[Stored data entries]
···
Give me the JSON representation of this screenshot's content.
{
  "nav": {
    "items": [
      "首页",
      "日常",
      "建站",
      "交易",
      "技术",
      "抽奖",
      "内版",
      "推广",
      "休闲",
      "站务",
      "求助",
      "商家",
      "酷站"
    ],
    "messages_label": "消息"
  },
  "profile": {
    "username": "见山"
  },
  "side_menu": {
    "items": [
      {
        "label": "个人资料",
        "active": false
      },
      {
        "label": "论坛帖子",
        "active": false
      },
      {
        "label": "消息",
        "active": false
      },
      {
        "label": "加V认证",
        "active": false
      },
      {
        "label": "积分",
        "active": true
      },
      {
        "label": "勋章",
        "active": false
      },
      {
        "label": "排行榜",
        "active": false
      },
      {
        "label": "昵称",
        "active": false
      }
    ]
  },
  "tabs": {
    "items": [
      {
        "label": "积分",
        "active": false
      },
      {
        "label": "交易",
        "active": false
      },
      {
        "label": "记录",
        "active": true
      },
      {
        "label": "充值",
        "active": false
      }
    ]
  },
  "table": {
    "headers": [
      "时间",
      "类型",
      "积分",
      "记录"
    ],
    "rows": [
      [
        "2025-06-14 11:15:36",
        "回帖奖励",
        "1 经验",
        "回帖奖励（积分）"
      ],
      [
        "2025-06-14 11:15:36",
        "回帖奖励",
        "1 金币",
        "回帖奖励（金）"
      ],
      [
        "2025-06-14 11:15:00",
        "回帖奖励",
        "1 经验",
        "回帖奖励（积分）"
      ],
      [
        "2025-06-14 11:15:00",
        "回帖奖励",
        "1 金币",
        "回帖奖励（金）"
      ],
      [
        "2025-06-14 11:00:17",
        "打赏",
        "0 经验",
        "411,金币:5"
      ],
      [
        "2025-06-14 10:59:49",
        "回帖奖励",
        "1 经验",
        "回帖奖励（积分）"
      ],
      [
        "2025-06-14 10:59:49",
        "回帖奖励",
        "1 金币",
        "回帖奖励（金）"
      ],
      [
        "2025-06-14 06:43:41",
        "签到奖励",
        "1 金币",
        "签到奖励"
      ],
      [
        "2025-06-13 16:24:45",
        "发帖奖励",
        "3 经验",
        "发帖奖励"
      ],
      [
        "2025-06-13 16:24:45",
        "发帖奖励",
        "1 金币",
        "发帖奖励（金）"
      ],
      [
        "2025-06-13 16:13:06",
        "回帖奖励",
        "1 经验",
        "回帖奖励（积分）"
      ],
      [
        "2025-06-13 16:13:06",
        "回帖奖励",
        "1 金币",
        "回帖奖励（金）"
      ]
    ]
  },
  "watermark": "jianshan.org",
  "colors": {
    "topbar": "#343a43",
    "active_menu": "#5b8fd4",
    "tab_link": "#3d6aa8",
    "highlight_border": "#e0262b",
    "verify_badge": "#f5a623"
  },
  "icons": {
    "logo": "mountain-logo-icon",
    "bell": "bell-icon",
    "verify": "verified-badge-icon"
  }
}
···
▶ Job
Exactly as they are written, print the entries again.

▶ Worked answer
Give me the JSON representation of this screenshot's content.
{
  "nav": {
    "items": [
      "首页",
      "日常",
      "建站",
      "交易",
      "技术",
      "抽奖",
      "内版",
      "推广",
      "休闲",
      "站务",
      "求助",
      "商家",
      "酷站"
    ],
    "messages_label": "消息"
  },
  "profile": {
    "username": "见山"
  },
  "side_menu": {
    "items": [
      {
        "label": "个人资料",
        "active": false
      },
      {
        "label": "论坛帖子",
        "active": false
      },
      {
        "label": "消息",
        "active": false
      },
      {
        "label": "加V认证",
        "active": false
      },
      {
        "label": "积分",
        "active": true
      },
      {
        "label": "勋章",
        "active": false
      },
      {
        "label": "排行榜",
        "active": false
      },
      {
        "label": "昵称",
        "active": false
      }
    ]
  },
  "tabs": {
    "items": [
      {
        "label": "积分",
        "active": false
      },
      {
        "label": "交易",
        "active": false
      },
      {
        "label": "记录",
        "active": true
      },
      {
        "label": "充值",
        "active": false
      }
    ]
  },
  "table": {
    "headers": [
      "时间",
      "类型",
      "积分",
      "记录"
    ],
    "rows": [
      [
        "2025-06-14 11:15:36",
        "回帖奖励",
        "1 经验",
        "回帖奖励（积分）"
      ],
      [
        "2025-06-14 11:15:36",
        "回帖奖励",
        "1 金币",
        "回帖奖励（金）"
      ],
      [
        "2025-06-14 11:15:00",
        "回帖奖励",
        "1 经验",
        "回帖奖励（积分）"
      ],
      [
        "2025-06-14 11:15:00",
        "回帖奖励",
        "1 金币",
        "回帖奖励（金）"
      ],
      [
        "2025-06-14 11:00:17",
        "打赏",
        "0 经验",
        "411,金币:5"
      ],
      [
        "2025-06-14 10:59:49",
        "回帖奖励",
        "1 经验",
        "回帖奖励（积分）"
      ],
      [
        "2025-06-14 10:59:49",
        "回帖奖励",
        "1 金币",
        "回帖奖励（金）"
      ],
      [
        "2025-06-14 06:43:41",
        "签到奖励",
        "1 金币",
        "签到奖励"
      ],
      [
        "2025-06-13 16:24:45",
        "发帖奖励",
        "3 经验",
        "发帖奖励"
      ],
      [
        "2025-06-13 16:24:45",
        "发帖奖励",
        "1 金币",
        "发帖奖励（金）"
      ],
      [
        "2025-06-13 16:13:06",
        "回帖奖励",
        "1 经验",
        "回帖奖励（积分）"
      ],
      [
        "2025-06-13 16:13:06",
        "回帖奖励",
        "1 金币",
        "回帖奖励（金）"
      ]
    ]
  },
  "watermark": "jianshan.org",
  "colors": {
    "topbar": "#343a43",
    "active_menu": "#5b8fd4",
    "tab_link": "#3d6aa8",
    "highlight_border": "#e0262b",
    "verify_badge": "#f5a623"
  },
  "icons": {
    "logo": "mountain-logo-icon",
    "bell": "bell-icon",
    "verify": "verified-badge-icon"
  }
}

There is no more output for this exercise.